◆ Bloque de texto ◆
------------------------------------

El tema de los nuevos “artistas” no escapa a las paradojas de esta vorágine global, mediática y comunicacional. Las comillas (perdonen si hiero susceptibilidades) tienen que ver con el hecho de que si bien cada día aparece una nueva promesa del canto, una nueva revelación de la balada pop, acaso el batacazo seguro del hip-hop, la fulgurante agrupación de la cumbia-regueatón, o el definitivo dúo, trío o conjunto de cualquier exótica combinación de ritmos y cadencias, un altísisisisisisisimo porcentaje de estos lanzamientos, gracias al afortunado filtro del talento real y el gusto popular, está destinado al fracaso. Y es que la calidad, como la carne y el pollo, son bienes escasos.
Masificación tecnológica de por medio, cualquier grupo de adolescentes sin oficio y con ansias de fama, puede hoy grabar un CD, o filmar un video y colocarlo en la red. Así canten horrible. Así solo sus familiares y vecinos allegados puedan soportarlos y escucharlos. Igual, se autodenominan “artistas”.
Enhorabuena y bienvenidos los reales, legítimos, originales y verdaderos talentos, en el campo que sea. Pero a esos otros “artistas”, nadie los escucha, ni los escuchará jamás. Aunque sueñen con el estrellato, quizá tendrán que conformarse con colocar su nombre en la estrella del arbolito de navidad. Perdonen la crudeza de estas líneas, pero Ud., como yo, sabe que es así.

------------------------------------

◆ Entradas proporcionadas ◆
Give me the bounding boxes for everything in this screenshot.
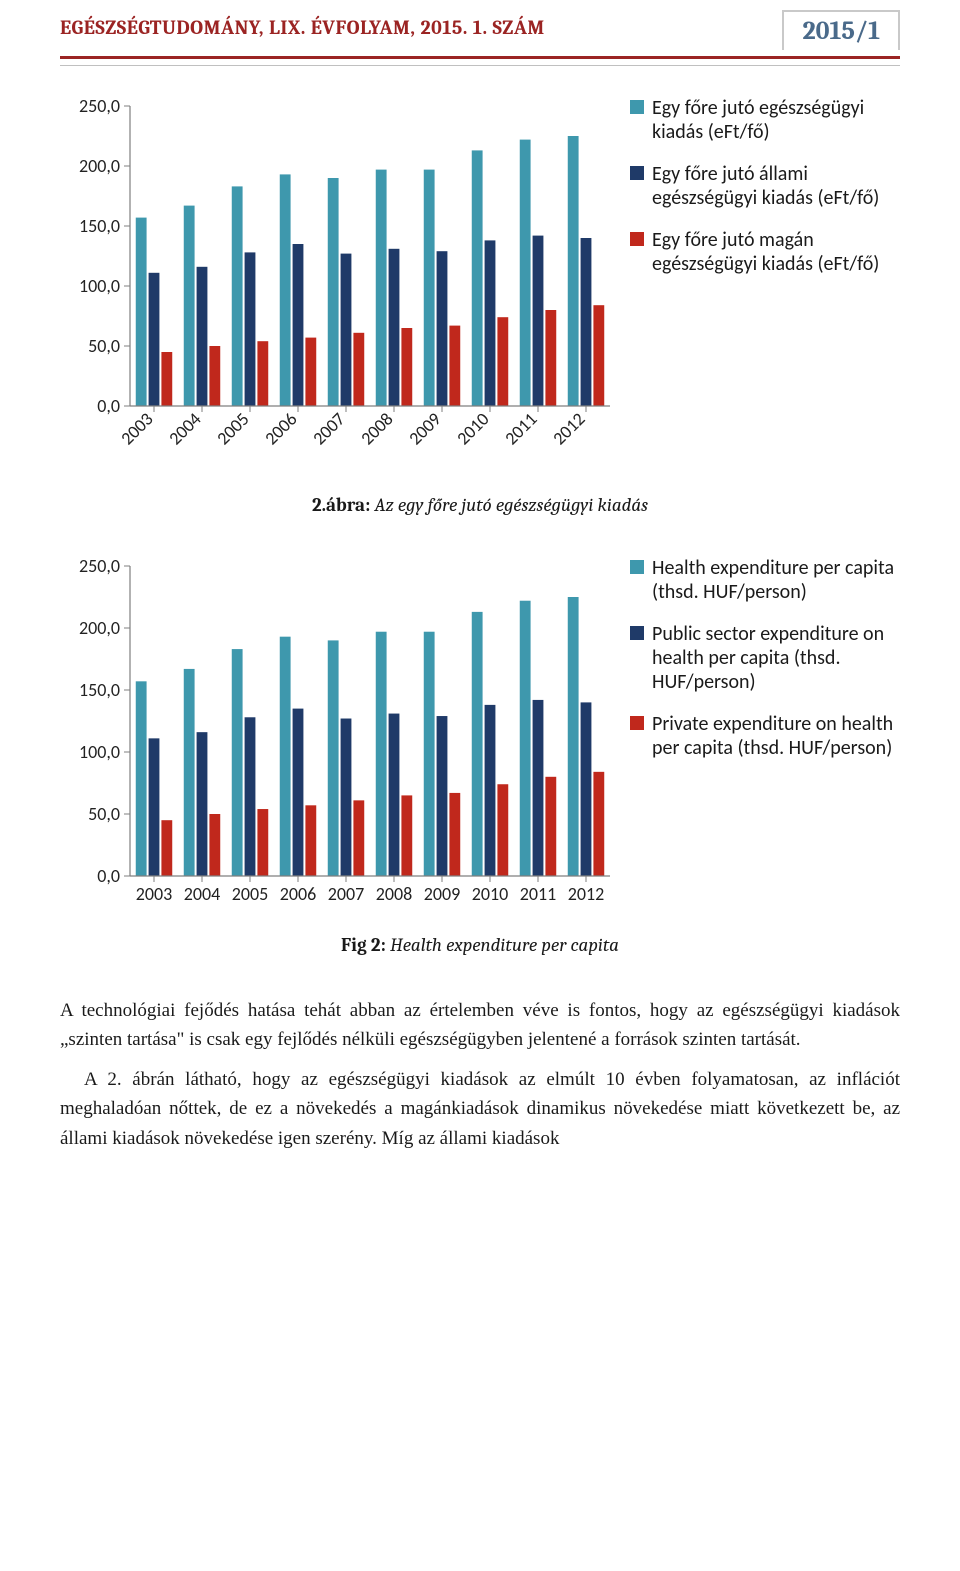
svg-text:0,0: 0,0 (97, 865, 120, 887)
issue-badge: 2015/1 (782, 10, 900, 50)
legend-swatch (630, 100, 644, 114)
chart2-legend: Health expenditure per capita (thsd. HUF… (630, 556, 900, 778)
legend-swatch (630, 626, 644, 640)
svg-text:2011: 2011 (500, 408, 541, 449)
chart2-caption-italic: Health expenditure per capita (386, 934, 619, 956)
chart1-caption-italic: Az egy főre jutó egészségügyi kiadás (370, 494, 648, 516)
svg-text:200,0: 200,0 (79, 617, 120, 639)
svg-text:2007: 2007 (308, 408, 349, 449)
legend-item: Egy főre jutó egészségügyi kiadás (eFt/f… (630, 96, 900, 144)
svg-text:2010: 2010 (472, 883, 509, 905)
legend-label: Health expenditure per capita (thsd. HUF… (652, 556, 900, 604)
svg-text:200,0: 200,0 (79, 155, 120, 177)
svg-text:2008: 2008 (356, 408, 397, 449)
svg-text:250,0: 250,0 (79, 556, 120, 577)
svg-text:2012: 2012 (548, 408, 589, 449)
svg-text:250,0: 250,0 (79, 96, 120, 117)
legend-swatch (630, 232, 644, 246)
svg-text:2003: 2003 (136, 883, 173, 905)
legend-swatch (630, 560, 644, 574)
chart2-block: 0,0 50,0 100,0 150,0 200,0 250,0 2003 2004 2005 2… (60, 556, 900, 956)
svg-text:2006: 2006 (260, 408, 301, 449)
legend-item: Private expenditure on health per capita… (630, 712, 900, 760)
svg-text:0,0: 0,0 (97, 395, 120, 417)
chart1-svg: 0,050,0100,0150,0200,0250,02003200420052… (60, 96, 620, 476)
legend-swatch (630, 716, 644, 730)
svg-text:2004: 2004 (184, 883, 221, 905)
paragraph-2: A 2. ábrán látható, hogy az egészségügyi… (60, 1065, 900, 1153)
svg-text:2012: 2012 (568, 883, 605, 905)
chart2-caption: Fig 2: Health expenditure per capita (60, 934, 900, 956)
legend-item: Egy főre jutó állami egészségügyi kiadás… (630, 162, 900, 210)
svg-text:2009: 2009 (424, 883, 461, 905)
legend-label: Public sector expenditure on health per … (652, 622, 900, 694)
legend-label: Egy főre jutó állami egészségügyi kiadás… (652, 162, 900, 210)
legend-item: Egy főre jutó magán egészségügyi kiadás … (630, 228, 900, 276)
svg-text:2005: 2005 (232, 883, 269, 905)
paragraph-1: A technológiai fejődés hatása tehát abba… (60, 996, 900, 1055)
chart1-block: 0,050,0100,0150,0200,0250,02003200420052… (60, 96, 900, 516)
svg-text:2007: 2007 (328, 883, 365, 905)
chart1-caption: 2.ábra: Az egy főre jutó egészségügyi ki… (60, 494, 900, 516)
svg-text:50,0: 50,0 (88, 335, 120, 357)
body-text: A technológiai fejődés hatása tehát abba… (60, 996, 900, 1153)
svg-text:100,0: 100,0 (79, 275, 120, 297)
svg-text:2011: 2011 (520, 883, 557, 905)
svg-text:2005: 2005 (212, 408, 253, 449)
legend-label: Egy főre jutó egészségügyi kiadás (eFt/f… (652, 96, 900, 144)
chart2-svg: 0,0 50,0 100,0 150,0 200,0 250,0 2003 2004 2005 2… (60, 556, 620, 916)
svg-text:150,0: 150,0 (79, 215, 120, 237)
svg-text:2010: 2010 (452, 408, 493, 449)
legend-item: Public sector expenditure on health per … (630, 622, 900, 694)
svg-text:2003: 2003 (116, 408, 157, 449)
journal-title: EGÉSZSÉGTUDOMÁNY, LIX. ÉVFOLYAM, 2015. 1… (60, 10, 782, 50)
chart1-legend: Egy főre jutó egészségügyi kiadás (eFt/f… (630, 96, 900, 294)
header-rule (60, 56, 900, 66)
svg-text:2008: 2008 (376, 883, 413, 905)
page-header: EGÉSZSÉGTUDOMÁNY, LIX. ÉVFOLYAM, 2015. 1… (60, 10, 900, 50)
svg-text:2009: 2009 (404, 408, 445, 449)
svg-text:50,0: 50,0 (88, 803, 120, 825)
svg-text:2006: 2006 (280, 883, 317, 905)
legend-label: Egy főre jutó magán egészségügyi kiadás … (652, 228, 900, 276)
svg-text:100,0: 100,0 (79, 741, 120, 763)
chart1-caption-bold: 2.ábra: (312, 494, 370, 516)
legend-item: Health expenditure per capita (thsd. HUF… (630, 556, 900, 604)
legend-label: Private expenditure on health per capita… (652, 712, 900, 760)
legend-swatch (630, 166, 644, 180)
page: EGÉSZSÉGTUDOMÁNY, LIX. ÉVFOLYAM, 2015. 1… (0, 10, 960, 1203)
svg-text:150,0: 150,0 (79, 679, 120, 701)
svg-text:2004: 2004 (164, 408, 205, 449)
chart2-caption-bold: Fig 2: (341, 934, 386, 956)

------------------------------------

◆ Indicaciones y requisitos ◆
Reproduce del texto sobre los nuevos artistas todo el tramo que va desde "El tema de los" hasta "son bienes escasos.", sin cambiar ni una palabra.

◆ La solución ◆
El tema de los nuevos “artistas” no escapa a las paradojas de esta vorágine global, mediática y comunicacional. Las comillas (perdonen si hiero susceptibilidades) tienen que ver con el hecho de que si bien cada día aparece una nueva promesa del canto, una nueva revelación de la balada pop, acaso el batacazo seguro del hip-hop, la fulgurante agrupación de la cumbia-regueatón, o el definitivo dúo, trío o conjunto de cualquier exótica combinación de ritmos y cadencias, un altísisisisisisisimo porcentaje de estos lanzamientos, gracias al afortunado filtro del talento real y el gusto popular, está destinado al fracaso. Y es que la calidad, como la carne y el pollo, son bienes escasos.